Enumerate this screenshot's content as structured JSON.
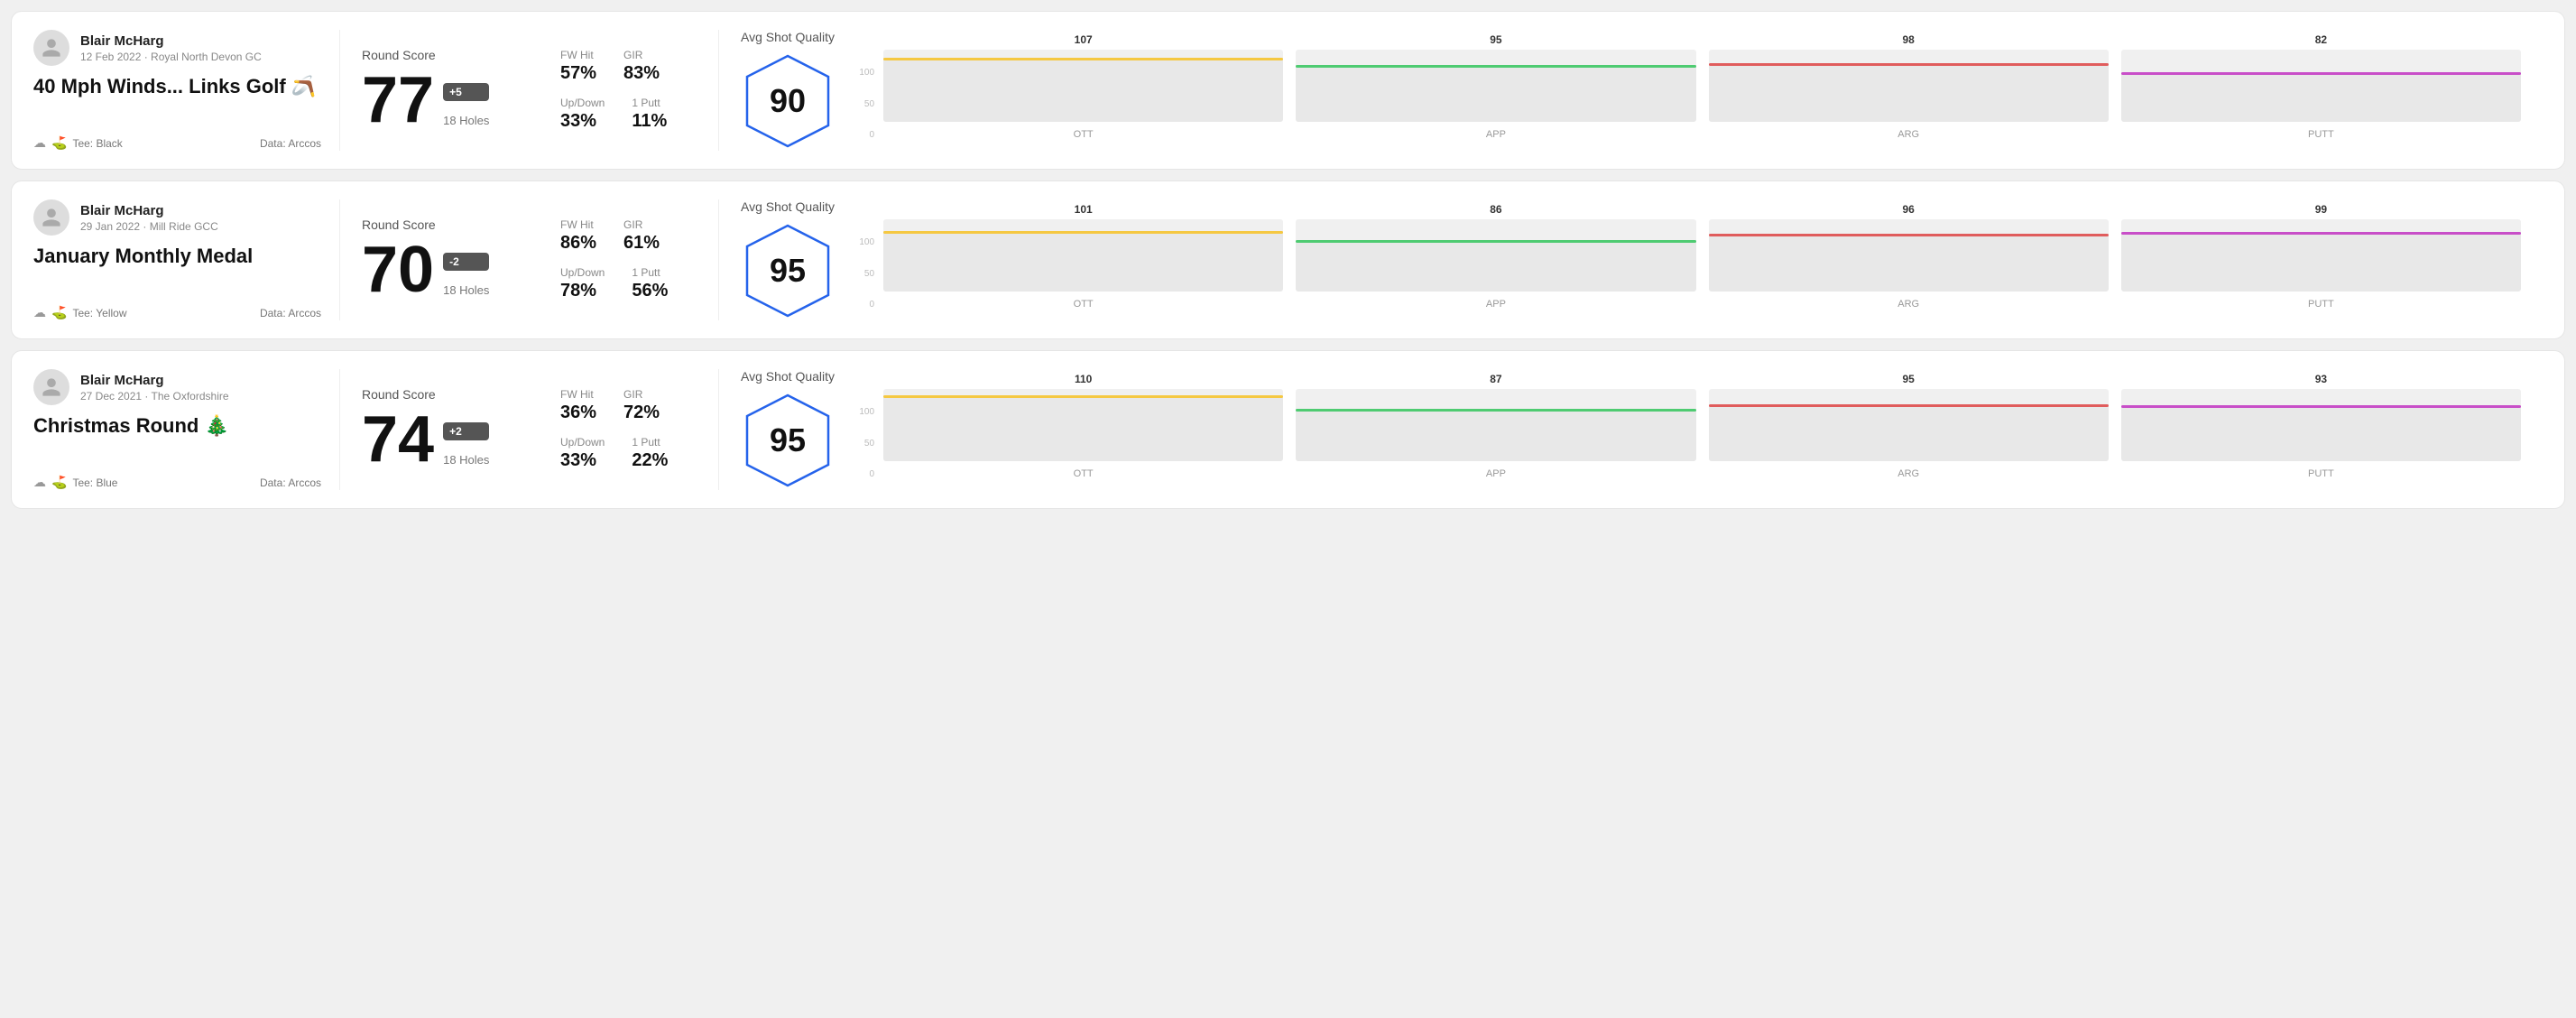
{
  "rounds": [
    {
      "id": "round-1",
      "player": "Blair McHarg",
      "date": "12 Feb 2022 · Royal North Devon GC",
      "title": "40 Mph Winds... Links Golf 🪃",
      "tee": "Black",
      "data_source": "Data: Arccos",
      "round_score_label": "Round Score",
      "score": "77",
      "score_diff": "+5",
      "holes": "18 Holes",
      "fw_hit_label": "FW Hit",
      "fw_hit": "57%",
      "gir_label": "GIR",
      "gir": "83%",
      "updown_label": "Up/Down",
      "updown": "33%",
      "oneputt_label": "1 Putt",
      "oneputt": "11%",
      "quality_label": "Avg Shot Quality",
      "quality_score": "90",
      "bars": [
        {
          "label": "OTT",
          "value": 107,
          "color": "#f5c842"
        },
        {
          "label": "APP",
          "value": 95,
          "color": "#4ecb71"
        },
        {
          "label": "ARG",
          "value": 98,
          "color": "#e05c5c"
        },
        {
          "label": "PUTT",
          "value": 82,
          "color": "#c84ec8"
        }
      ],
      "chart_max": 100
    },
    {
      "id": "round-2",
      "player": "Blair McHarg",
      "date": "29 Jan 2022 · Mill Ride GCC",
      "title": "January Monthly Medal",
      "tee": "Yellow",
      "data_source": "Data: Arccos",
      "round_score_label": "Round Score",
      "score": "70",
      "score_diff": "-2",
      "holes": "18 Holes",
      "fw_hit_label": "FW Hit",
      "fw_hit": "86%",
      "gir_label": "GIR",
      "gir": "61%",
      "updown_label": "Up/Down",
      "updown": "78%",
      "oneputt_label": "1 Putt",
      "oneputt": "56%",
      "quality_label": "Avg Shot Quality",
      "quality_score": "95",
      "bars": [
        {
          "label": "OTT",
          "value": 101,
          "color": "#f5c842"
        },
        {
          "label": "APP",
          "value": 86,
          "color": "#4ecb71"
        },
        {
          "label": "ARG",
          "value": 96,
          "color": "#e05c5c"
        },
        {
          "label": "PUTT",
          "value": 99,
          "color": "#c84ec8"
        }
      ],
      "chart_max": 100
    },
    {
      "id": "round-3",
      "player": "Blair McHarg",
      "date": "27 Dec 2021 · The Oxfordshire",
      "title": "Christmas Round 🎄",
      "tee": "Blue",
      "data_source": "Data: Arccos",
      "round_score_label": "Round Score",
      "score": "74",
      "score_diff": "+2",
      "holes": "18 Holes",
      "fw_hit_label": "FW Hit",
      "fw_hit": "36%",
      "gir_label": "GIR",
      "gir": "72%",
      "updown_label": "Up/Down",
      "updown": "33%",
      "oneputt_label": "1 Putt",
      "oneputt": "22%",
      "quality_label": "Avg Shot Quality",
      "quality_score": "95",
      "bars": [
        {
          "label": "OTT",
          "value": 110,
          "color": "#f5c842"
        },
        {
          "label": "APP",
          "value": 87,
          "color": "#4ecb71"
        },
        {
          "label": "ARG",
          "value": 95,
          "color": "#e05c5c"
        },
        {
          "label": "PUTT",
          "value": 93,
          "color": "#c84ec8"
        }
      ],
      "chart_max": 100
    }
  ]
}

----------------

__What is needed__: All of the data above should be transcribed verbatim, with pictures omitted.

__Exercise response__:
Enumerate this screenshot's content as structured JSON.
{
  "rounds": [
    {
      "id": "round-1",
      "player": "Blair McHarg",
      "date": "12 Feb 2022 · Royal North Devon GC",
      "title": "40 Mph Winds... Links Golf 🪃",
      "tee": "Black",
      "data_source": "Data: Arccos",
      "round_score_label": "Round Score",
      "score": "77",
      "score_diff": "+5",
      "holes": "18 Holes",
      "fw_hit_label": "FW Hit",
      "fw_hit": "57%",
      "gir_label": "GIR",
      "gir": "83%",
      "updown_label": "Up/Down",
      "updown": "33%",
      "oneputt_label": "1 Putt",
      "oneputt": "11%",
      "quality_label": "Avg Shot Quality",
      "quality_score": "90",
      "bars": [
        {
          "label": "OTT",
          "value": 107,
          "color": "#f5c842"
        },
        {
          "label": "APP",
          "value": 95,
          "color": "#4ecb71"
        },
        {
          "label": "ARG",
          "value": 98,
          "color": "#e05c5c"
        },
        {
          "label": "PUTT",
          "value": 82,
          "color": "#c84ec8"
        }
      ],
      "chart_max": 100
    },
    {
      "id": "round-2",
      "player": "Blair McHarg",
      "date": "29 Jan 2022 · Mill Ride GCC",
      "title": "January Monthly Medal",
      "tee": "Yellow",
      "data_source": "Data: Arccos",
      "round_score_label": "Round Score",
      "score": "70",
      "score_diff": "-2",
      "holes": "18 Holes",
      "fw_hit_label": "FW Hit",
      "fw_hit": "86%",
      "gir_label": "GIR",
      "gir": "61%",
      "updown_label": "Up/Down",
      "updown": "78%",
      "oneputt_label": "1 Putt",
      "oneputt": "56%",
      "quality_label": "Avg Shot Quality",
      "quality_score": "95",
      "bars": [
        {
          "label": "OTT",
          "value": 101,
          "color": "#f5c842"
        },
        {
          "label": "APP",
          "value": 86,
          "color": "#4ecb71"
        },
        {
          "label": "ARG",
          "value": 96,
          "color": "#e05c5c"
        },
        {
          "label": "PUTT",
          "value": 99,
          "color": "#c84ec8"
        }
      ],
      "chart_max": 100
    },
    {
      "id": "round-3",
      "player": "Blair McHarg",
      "date": "27 Dec 2021 · The Oxfordshire",
      "title": "Christmas Round 🎄",
      "tee": "Blue",
      "data_source": "Data: Arccos",
      "round_score_label": "Round Score",
      "score": "74",
      "score_diff": "+2",
      "holes": "18 Holes",
      "fw_hit_label": "FW Hit",
      "fw_hit": "36%",
      "gir_label": "GIR",
      "gir": "72%",
      "updown_label": "Up/Down",
      "updown": "33%",
      "oneputt_label": "1 Putt",
      "oneputt": "22%",
      "quality_label": "Avg Shot Quality",
      "quality_score": "95",
      "bars": [
        {
          "label": "OTT",
          "value": 110,
          "color": "#f5c842"
        },
        {
          "label": "APP",
          "value": 87,
          "color": "#4ecb71"
        },
        {
          "label": "ARG",
          "value": 95,
          "color": "#e05c5c"
        },
        {
          "label": "PUTT",
          "value": 93,
          "color": "#c84ec8"
        }
      ],
      "chart_max": 100
    }
  ]
}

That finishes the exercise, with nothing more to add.